• **Exercise details**: In the listing that follows, count each line containing the string "JSON" and report only the count.

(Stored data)
>> begin

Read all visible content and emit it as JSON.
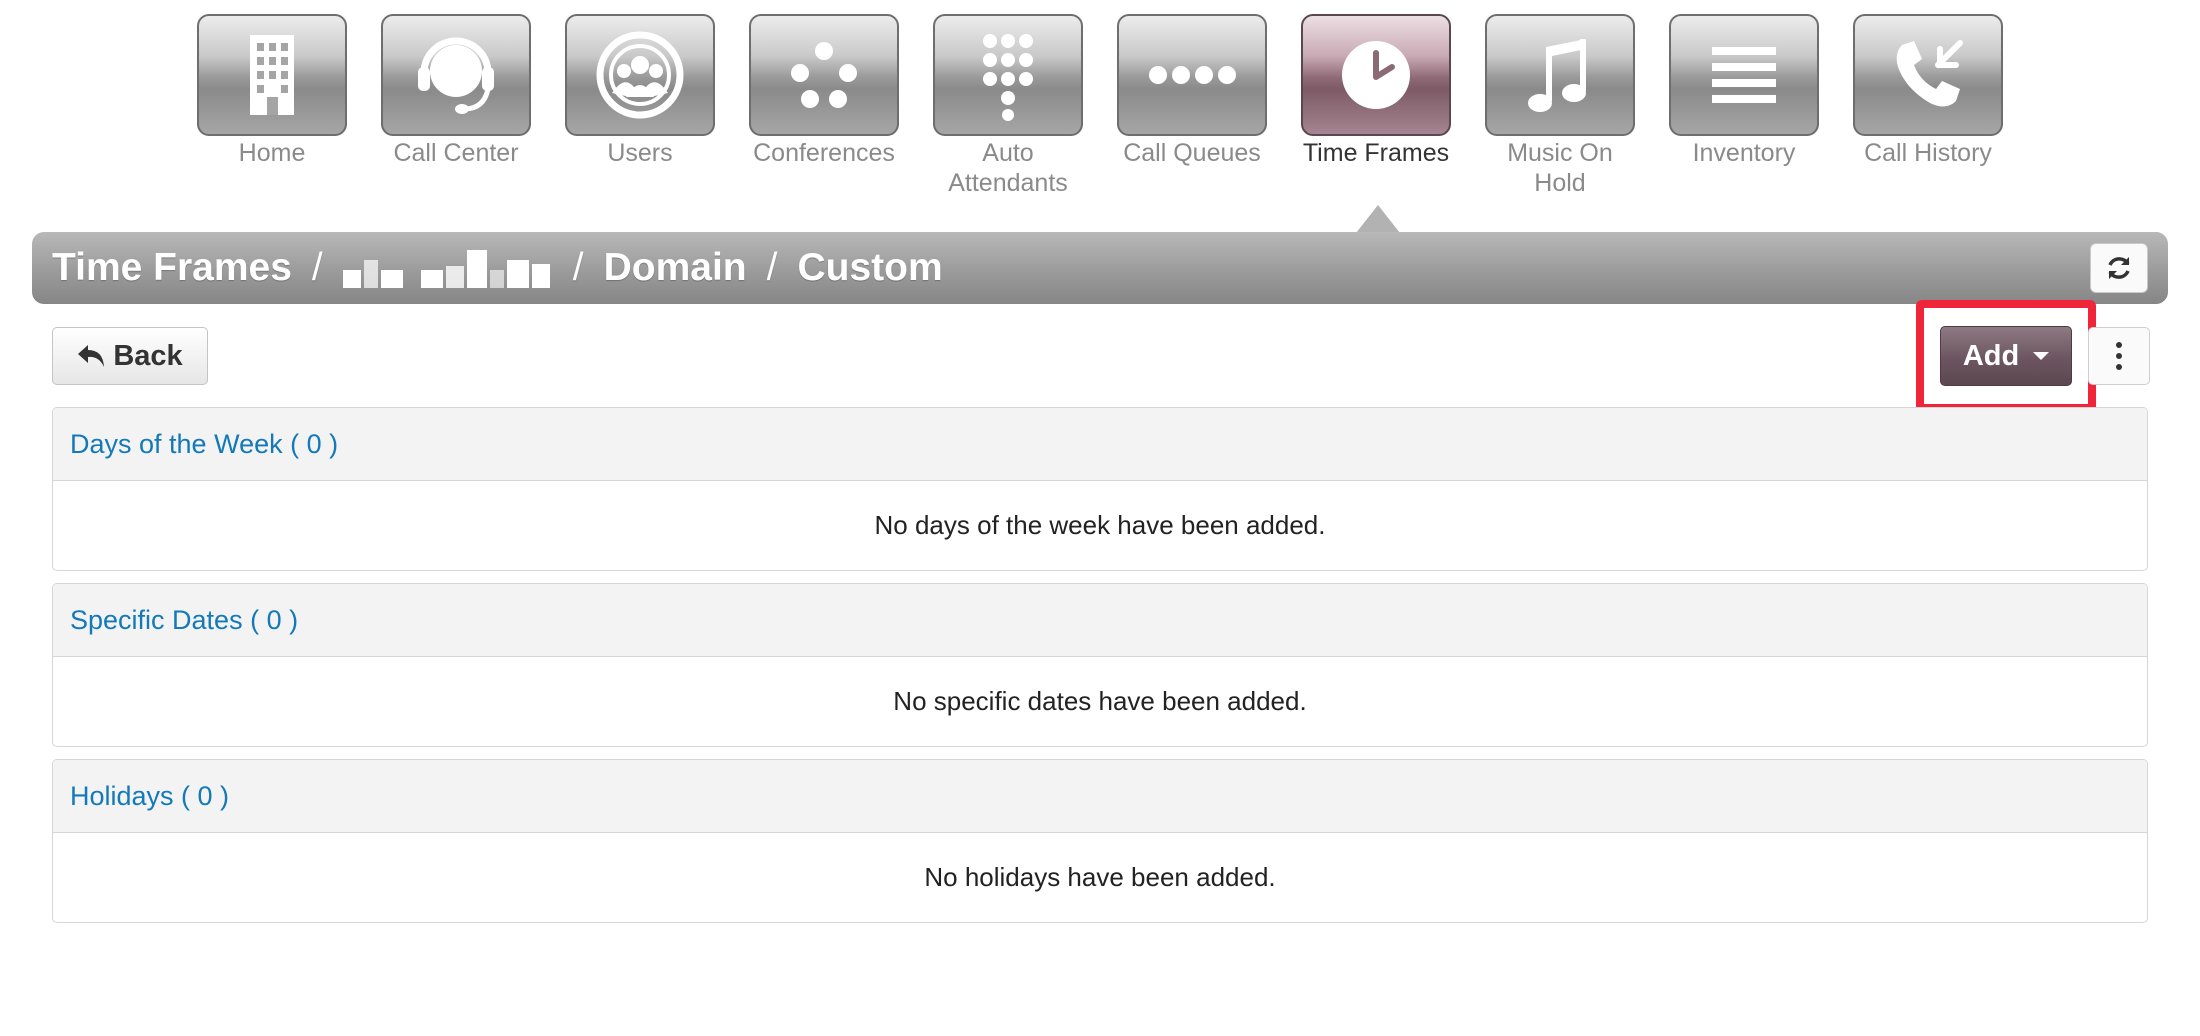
{
  "nav": {
    "items": [
      {
        "label": "Home",
        "icon": "building-icon"
      },
      {
        "label": "Call Center",
        "icon": "headset-icon"
      },
      {
        "label": "Users",
        "icon": "users-icon"
      },
      {
        "label": "Conferences",
        "icon": "conference-icon"
      },
      {
        "label": "Auto Attendants",
        "icon": "keypad-icon"
      },
      {
        "label": "Call Queues",
        "icon": "queue-dots-icon"
      },
      {
        "label": "Time Frames",
        "icon": "clock-icon",
        "active": true
      },
      {
        "label": "Music On Hold",
        "icon": "music-note-icon"
      },
      {
        "label": "Inventory",
        "icon": "list-lines-icon"
      },
      {
        "label": "Call History",
        "icon": "phone-arrows-icon"
      }
    ],
    "active_color": "#7d5a66"
  },
  "breadcrumb": {
    "section": "Time Frames",
    "separator": "/",
    "level2": "Domain",
    "level3": "Custom"
  },
  "toolbar": {
    "back_label": "Back",
    "add_label": "Add",
    "add_color": "#6c5560",
    "highlight_color": "#f0253a"
  },
  "panels": [
    {
      "title": "Days of the Week ( 0 )",
      "empty_text": "No days of the week have been added."
    },
    {
      "title": "Specific Dates ( 0 )",
      "empty_text": "No specific dates have been added."
    },
    {
      "title": "Holidays ( 0 )",
      "empty_text": "No holidays have been added."
    }
  ],
  "colors": {
    "link": "#1379b8",
    "panel_header_bg": "#f3f3f3"
  }
}
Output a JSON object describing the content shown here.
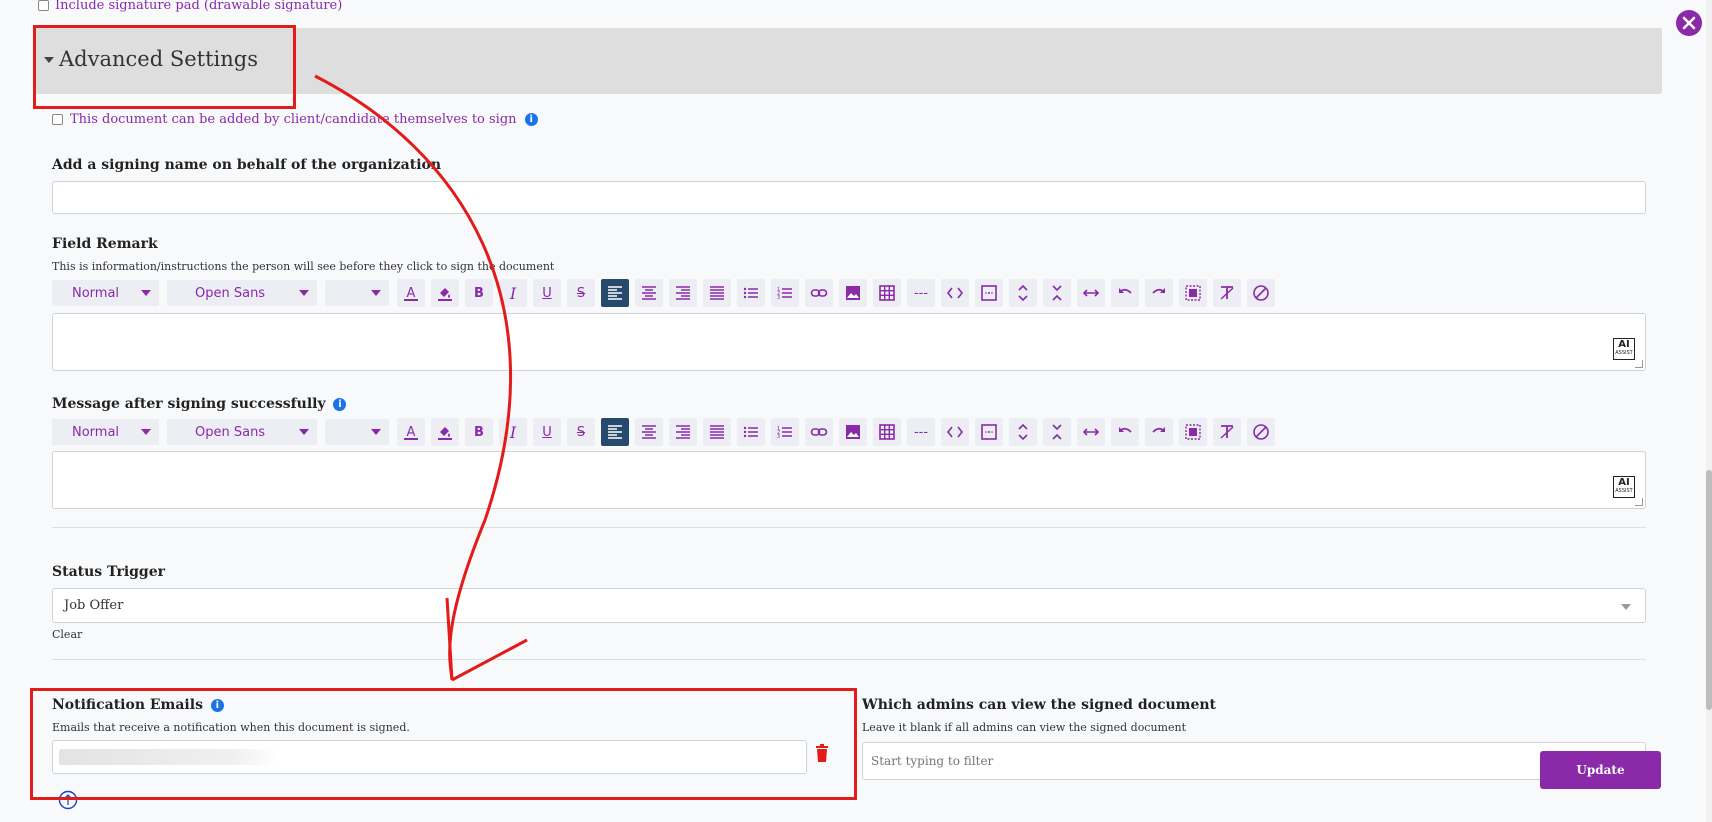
{
  "signature_pad_option": {
    "label": "Include signature pad (drawable signature)",
    "checked": false
  },
  "advanced_settings": {
    "title": "Advanced Settings"
  },
  "client_add_option": {
    "label": "This document can be added by client/candidate themselves to sign",
    "checked": false
  },
  "signing_name": {
    "label": "Add a signing name on behalf of the organization",
    "value": "",
    "placeholder": ""
  },
  "field_remark": {
    "label": "Field Remark",
    "help": "This is information/instructions the person will see before they click to sign the document",
    "toolbar": {
      "format": "Normal",
      "font": "Open Sans",
      "size": ""
    },
    "ai_label": "AI",
    "ai_sub": "ASSIST"
  },
  "message_after": {
    "label": "Message after signing successfully",
    "toolbar": {
      "format": "Normal",
      "font": "Open Sans",
      "size": ""
    },
    "ai_label": "AI",
    "ai_sub": "ASSIST"
  },
  "status_trigger": {
    "label": "Status Trigger",
    "value": "Job Offer",
    "clear_label": "Clear"
  },
  "notification_emails": {
    "label": "Notification Emails",
    "help": "Emails that receive a notification when this document is signed."
  },
  "admins_view": {
    "label": "Which admins can view the signed document",
    "help": "Leave it blank if all admins can view the signed document",
    "placeholder": "Start typing to filter"
  },
  "update_button": {
    "label": "Update"
  },
  "colors": {
    "accent": "#8a2aa8",
    "annotation": "#e31b1b",
    "active_tool": "#27496d",
    "delete": "#e31b1b"
  },
  "icons": [
    "text-color-icon",
    "highlight-color-icon",
    "bold-icon",
    "italic-icon",
    "underline-icon",
    "strikethrough-icon",
    "align-left-icon",
    "align-center-icon",
    "align-right-icon",
    "align-justify-icon",
    "bullet-list-icon",
    "numbered-list-icon",
    "link-icon",
    "image-icon",
    "table-icon",
    "horizontal-rule-icon",
    "code-icon",
    "box-icon",
    "expand-vertical-icon",
    "collapse-vertical-icon",
    "expand-horizontal-icon",
    "undo-icon",
    "redo-icon",
    "select-all-icon",
    "clear-format-icon",
    "block-icon"
  ]
}
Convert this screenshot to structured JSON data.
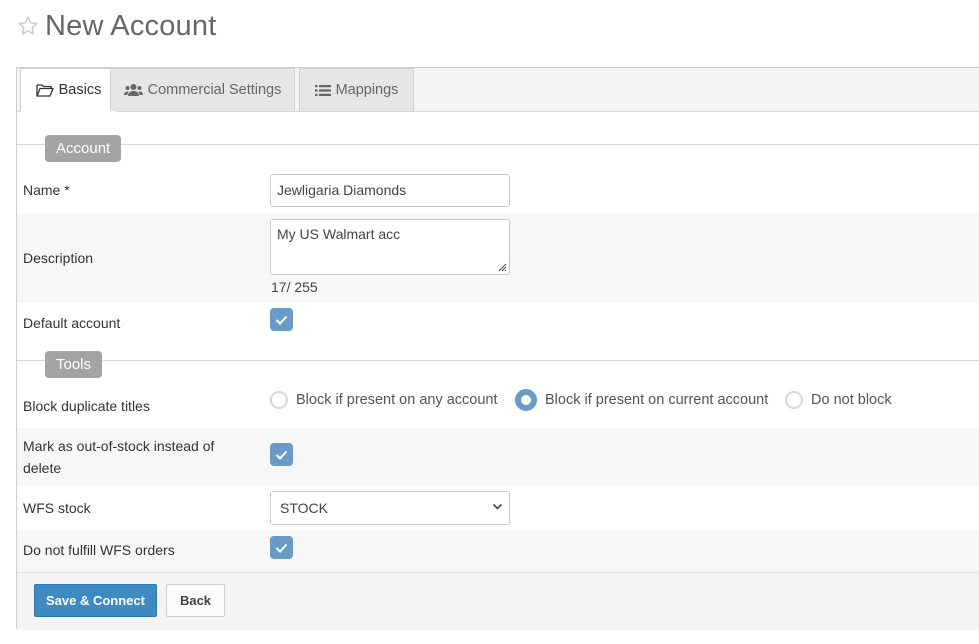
{
  "page": {
    "title": "New Account"
  },
  "tabs": [
    {
      "label": "Basics",
      "icon": "folder-open-icon"
    },
    {
      "label": "Commercial Settings",
      "icon": "users-icon"
    },
    {
      "label": "Mappings",
      "icon": "list-icon"
    }
  ],
  "account_section": {
    "legend": "Account",
    "name": {
      "label": "Name *",
      "value": "Jewligaria Diamonds"
    },
    "description": {
      "label": "Description",
      "value": "My US Walmart acc",
      "counter": "17/ 255"
    },
    "default_account": {
      "label": "Default account",
      "checked": true
    }
  },
  "tools_section": {
    "legend": "Tools",
    "block_duplicates": {
      "label": "Block duplicate titles",
      "options": [
        "Block if present on any account",
        "Block if present on current account",
        "Do not block"
      ],
      "selected": "Block if present on current account"
    },
    "mark_oos": {
      "label_line1": "Mark as out-of-stock instead of",
      "label_line2": "delete",
      "checked": true
    },
    "wfs_stock": {
      "label": "WFS stock",
      "value": "STOCK"
    },
    "no_fulfill_wfs": {
      "label": "Do not fulfill WFS orders",
      "checked": true
    }
  },
  "footer": {
    "save_label": "Save & Connect",
    "back_label": "Back"
  },
  "colors": {
    "accent": "#6a9bc7",
    "primary_button": "#3e8ac4",
    "legend_bg": "#a3a3a3"
  }
}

>> end

• **Result for this exercise**: 3